== Chart and figure data ==

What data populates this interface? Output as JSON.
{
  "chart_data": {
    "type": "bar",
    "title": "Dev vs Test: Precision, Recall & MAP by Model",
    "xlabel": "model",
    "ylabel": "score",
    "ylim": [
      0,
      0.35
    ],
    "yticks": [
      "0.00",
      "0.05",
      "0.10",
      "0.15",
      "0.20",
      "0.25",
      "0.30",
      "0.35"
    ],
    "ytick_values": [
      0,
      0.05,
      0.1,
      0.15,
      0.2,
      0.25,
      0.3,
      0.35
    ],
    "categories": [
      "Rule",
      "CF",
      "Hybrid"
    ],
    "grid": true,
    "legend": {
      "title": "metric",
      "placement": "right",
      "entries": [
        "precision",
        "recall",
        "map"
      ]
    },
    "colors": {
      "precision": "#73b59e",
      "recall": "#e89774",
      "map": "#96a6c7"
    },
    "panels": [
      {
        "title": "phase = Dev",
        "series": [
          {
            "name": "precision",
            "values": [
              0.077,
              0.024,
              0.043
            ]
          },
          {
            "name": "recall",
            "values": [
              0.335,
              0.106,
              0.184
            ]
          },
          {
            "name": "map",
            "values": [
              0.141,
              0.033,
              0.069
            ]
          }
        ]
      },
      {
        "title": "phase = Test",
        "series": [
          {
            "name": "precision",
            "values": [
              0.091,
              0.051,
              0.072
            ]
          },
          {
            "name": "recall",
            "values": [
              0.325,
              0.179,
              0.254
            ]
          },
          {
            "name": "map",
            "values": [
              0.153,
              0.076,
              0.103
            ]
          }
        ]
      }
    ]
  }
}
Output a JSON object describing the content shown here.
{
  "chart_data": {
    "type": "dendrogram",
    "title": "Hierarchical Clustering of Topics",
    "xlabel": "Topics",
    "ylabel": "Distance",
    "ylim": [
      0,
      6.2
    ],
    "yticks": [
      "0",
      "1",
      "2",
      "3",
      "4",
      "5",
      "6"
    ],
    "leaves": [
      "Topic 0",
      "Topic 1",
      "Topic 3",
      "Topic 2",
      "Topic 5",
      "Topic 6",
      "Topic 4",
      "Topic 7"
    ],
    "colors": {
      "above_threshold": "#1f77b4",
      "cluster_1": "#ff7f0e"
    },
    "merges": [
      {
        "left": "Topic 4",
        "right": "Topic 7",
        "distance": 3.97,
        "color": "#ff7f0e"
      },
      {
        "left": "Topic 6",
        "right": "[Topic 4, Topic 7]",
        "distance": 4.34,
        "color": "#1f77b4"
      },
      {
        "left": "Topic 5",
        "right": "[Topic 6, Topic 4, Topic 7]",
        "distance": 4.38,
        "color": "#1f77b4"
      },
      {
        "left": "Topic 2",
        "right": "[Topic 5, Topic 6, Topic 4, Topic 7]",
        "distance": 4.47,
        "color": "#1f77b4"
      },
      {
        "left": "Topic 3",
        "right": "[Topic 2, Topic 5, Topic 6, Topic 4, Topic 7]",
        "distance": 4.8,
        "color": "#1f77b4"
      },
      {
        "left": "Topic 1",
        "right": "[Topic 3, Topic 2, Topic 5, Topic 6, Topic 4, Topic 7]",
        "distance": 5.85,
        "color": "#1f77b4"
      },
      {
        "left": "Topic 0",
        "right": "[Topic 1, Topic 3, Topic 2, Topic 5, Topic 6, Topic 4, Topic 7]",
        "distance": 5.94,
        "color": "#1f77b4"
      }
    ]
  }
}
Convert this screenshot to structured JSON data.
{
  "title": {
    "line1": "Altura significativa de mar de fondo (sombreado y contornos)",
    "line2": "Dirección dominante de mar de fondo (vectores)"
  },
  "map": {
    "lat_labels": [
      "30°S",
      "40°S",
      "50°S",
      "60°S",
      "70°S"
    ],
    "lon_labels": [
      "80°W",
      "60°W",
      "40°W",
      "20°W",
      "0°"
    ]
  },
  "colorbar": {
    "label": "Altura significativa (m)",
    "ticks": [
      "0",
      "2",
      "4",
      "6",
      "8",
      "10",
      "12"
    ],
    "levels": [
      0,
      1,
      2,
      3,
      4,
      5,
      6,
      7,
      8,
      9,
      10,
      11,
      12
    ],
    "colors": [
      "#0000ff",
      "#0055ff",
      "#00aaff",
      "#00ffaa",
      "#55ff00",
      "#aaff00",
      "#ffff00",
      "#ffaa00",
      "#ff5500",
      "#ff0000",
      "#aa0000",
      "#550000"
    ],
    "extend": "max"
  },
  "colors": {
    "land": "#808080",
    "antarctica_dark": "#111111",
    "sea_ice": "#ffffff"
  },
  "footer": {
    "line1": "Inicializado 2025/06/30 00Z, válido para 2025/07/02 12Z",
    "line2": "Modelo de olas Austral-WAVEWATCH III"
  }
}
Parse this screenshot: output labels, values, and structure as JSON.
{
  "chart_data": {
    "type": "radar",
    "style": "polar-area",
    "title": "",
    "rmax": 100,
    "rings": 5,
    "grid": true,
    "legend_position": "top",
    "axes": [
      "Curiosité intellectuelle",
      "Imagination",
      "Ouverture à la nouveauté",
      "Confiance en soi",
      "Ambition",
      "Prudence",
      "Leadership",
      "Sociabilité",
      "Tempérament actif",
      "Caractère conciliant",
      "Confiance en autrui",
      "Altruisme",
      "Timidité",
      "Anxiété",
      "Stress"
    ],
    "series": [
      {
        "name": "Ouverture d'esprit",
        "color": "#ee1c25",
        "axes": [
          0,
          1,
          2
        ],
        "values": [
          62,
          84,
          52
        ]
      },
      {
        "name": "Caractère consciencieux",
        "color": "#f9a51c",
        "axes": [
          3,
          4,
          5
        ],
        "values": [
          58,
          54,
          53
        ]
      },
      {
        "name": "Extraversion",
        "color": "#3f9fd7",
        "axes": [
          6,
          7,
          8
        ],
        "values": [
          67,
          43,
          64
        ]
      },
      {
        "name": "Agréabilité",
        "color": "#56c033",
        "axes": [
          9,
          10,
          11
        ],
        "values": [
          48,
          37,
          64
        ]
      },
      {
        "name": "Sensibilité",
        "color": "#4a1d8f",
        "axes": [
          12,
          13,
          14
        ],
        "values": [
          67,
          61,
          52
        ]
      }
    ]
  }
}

== Written task ==
Repeat every entry exactly, please.

== Solution for this exercise ==
What data populates this interface? Output as JSON.
{
  "chart_data": {
    "type": "bar",
    "title": "Dev vs Test: Precision, Recall & MAP by Model",
    "xlabel": "model",
    "ylabel": "score",
    "ylim": [
      0,
      0.35
    ],
    "yticks": [
      "0.00",
      "0.05",
      "0.10",
      "0.15",
      "0.20",
      "0.25",
      "0.30",
      "0.35"
    ],
    "ytick_values": [
      0,
      0.05,
      0.1,
      0.15,
      0.2,
      0.25,
      0.3,
      0.35
    ],
    "categories": [
      "Rule",
      "CF",
      "Hybrid"
    ],
    "grid": true,
    "legend": {
      "title": "metric",
      "placement": "right",
      "entries": [
        "precision",
        "recall",
        "map"
      ]
    },
    "colors": {
      "precision": "#73b59e",
      "recall": "#e89774",
      "map": "#96a6c7"
    },
    "panels": [
      {
        "title": "phase = Dev",
        "series": [
          {
            "name": "precision",
            "values": [
              0.077,
              0.024,
              0.043
            ]
          },
          {
            "name": "recall",
            "values": [
              0.335,
              0.106,
              0.184
            ]
          },
          {
            "name": "map",
            "values": [
              0.141,
              0.033,
              0.069
            ]
          }
        ]
      },
      {
        "title": "phase = Test",
        "series": [
          {
            "name": "precision",
            "values": [
              0.091,
              0.051,
              0.072
            ]
          },
          {
            "name": "recall",
            "values": [
              0.325,
              0.179,
              0.254
            ]
          },
          {
            "name": "map",
            "values": [
              0.153,
              0.076,
              0.103
            ]
          }
        ]
      }
    ]
  }
}
Output a JSON object describing the content shown here.
{
  "chart_data": {
    "type": "dendrogram",
    "title": "Hierarchical Clustering of Topics",
    "xlabel": "Topics",
    "ylabel": "Distance",
    "ylim": [
      0,
      6.2
    ],
    "yticks": [
      "0",
      "1",
      "2",
      "3",
      "4",
      "5",
      "6"
    ],
    "leaves": [
      "Topic 0",
      "Topic 1",
      "Topic 3",
      "Topic 2",
      "Topic 5",
      "Topic 6",
      "Topic 4",
      "Topic 7"
    ],
    "colors": {
      "above_threshold": "#1f77b4",
      "cluster_1": "#ff7f0e"
    },
    "merges": [
      {
        "left": "Topic 4",
        "right": "Topic 7",
        "distance": 3.97,
        "color": "#ff7f0e"
      },
      {
        "left": "Topic 6",
        "right": "[Topic 4, Topic 7]",
        "distance": 4.34,
        "color": "#1f77b4"
      },
      {
        "left": "Topic 5",
        "right": "[Topic 6, Topic 4, Topic 7]",
        "distance": 4.38,
        "color": "#1f77b4"
      },
      {
        "left": "Topic 2",
        "right": "[Topic 5, Topic 6, Topic 4, Topic 7]",
        "distance": 4.47,
        "color": "#1f77b4"
      },
      {
        "left": "Topic 3",
        "right": "[Topic 2, Topic 5, Topic 6, Topic 4, Topic 7]",
        "distance": 4.8,
        "color": "#1f77b4"
      },
      {
        "left": "Topic 1",
        "right": "[Topic 3, Topic 2, Topic 5, Topic 6, Topic 4, Topic 7]",
        "distance": 5.85,
        "color": "#1f77b4"
      },
      {
        "left": "Topic 0",
        "right": "[Topic 1, Topic 3, Topic 2, Topic 5, Topic 6, Topic 4, Topic 7]",
        "distance": 5.94,
        "color": "#1f77b4"
      }
    ]
  }
}
Convert this screenshot to structured JSON data.
{
  "title": {
    "line1": "Altura significativa de mar de fondo (sombreado y contornos)",
    "line2": "Dirección dominante de mar de fondo (vectores)"
  },
  "map": {
    "lat_labels": [
      "30°S",
      "40°S",
      "50°S",
      "60°S",
      "70°S"
    ],
    "lon_labels": [
      "80°W",
      "60°W",
      "40°W",
      "20°W",
      "0°"
    ]
  },
  "colorbar": {
    "label": "Altura significativa (m)",
    "ticks": [
      "0",
      "2",
      "4",
      "6",
      "8",
      "10",
      "12"
    ],
    "levels": [
      0,
      1,
      2,
      3,
      4,
      5,
      6,
      7,
      8,
      9,
      10,
      11,
      12
    ],
    "colors": [
      "#0000ff",
      "#0055ff",
      "#00aaff",
      "#00ffaa",
      "#55ff00",
      "#aaff00",
      "#ffff00",
      "#ffaa00",
      "#ff5500",
      "#ff0000",
      "#aa0000",
      "#550000"
    ],
    "extend": "max"
  },
  "colors": {
    "land": "#808080",
    "antarctica_dark": "#111111",
    "sea_ice": "#ffffff"
  },
  "footer": {
    "line1": "Inicializado 2025/06/30 00Z, válido para 2025/07/02 12Z",
    "line2": "Modelo de olas Austral-WAVEWATCH III"
  }
}
Parse this screenshot: output labels, values, and structure as JSON.
{
  "chart_data": {
    "type": "radar",
    "style": "polar-area",
    "title": "",
    "rmax": 100,
    "rings": 5,
    "grid": true,
    "legend_position": "top",
    "axes": [
      "Curiosité intellectuelle",
      "Imagination",
      "Ouverture à la nouveauté",
      "Confiance en soi",
      "Ambition",
      "Prudence",
      "Leadership",
      "Sociabilité",
      "Tempérament actif",
      "Caractère conciliant",
      "Confiance en autrui",
      "Altruisme",
      "Timidité",
      "Anxiété",
      "Stress"
    ],
    "series": [
      {
        "name": "Ouverture d'esprit",
        "color": "#ee1c25",
        "axes": [
          0,
          1,
          2
        ],
        "values": [
          62,
          84,
          52
        ]
      },
      {
        "name": "Caractère consciencieux",
        "color": "#f9a51c",
        "axes": [
          3,
          4,
          5
        ],
        "values": [
          58,
          54,
          53
        ]
      },
      {
        "name": "Extraversion",
        "color": "#3f9fd7",
        "axes": [
          6,
          7,
          8
        ],
        "values": [
          67,
          43,
          64
        ]
      },
      {
        "name": "Agréabilité",
        "color": "#56c033",
        "axes": [
          9,
          10,
          11
        ],
        "values": [
          48,
          37,
          64
        ]
      },
      {
        "name": "Sensibilité",
        "color": "#4a1d8f",
        "axes": [
          12,
          13,
          14
        ],
        "values": [
          67,
          61,
          52
        ]
      }
    ]
  }
}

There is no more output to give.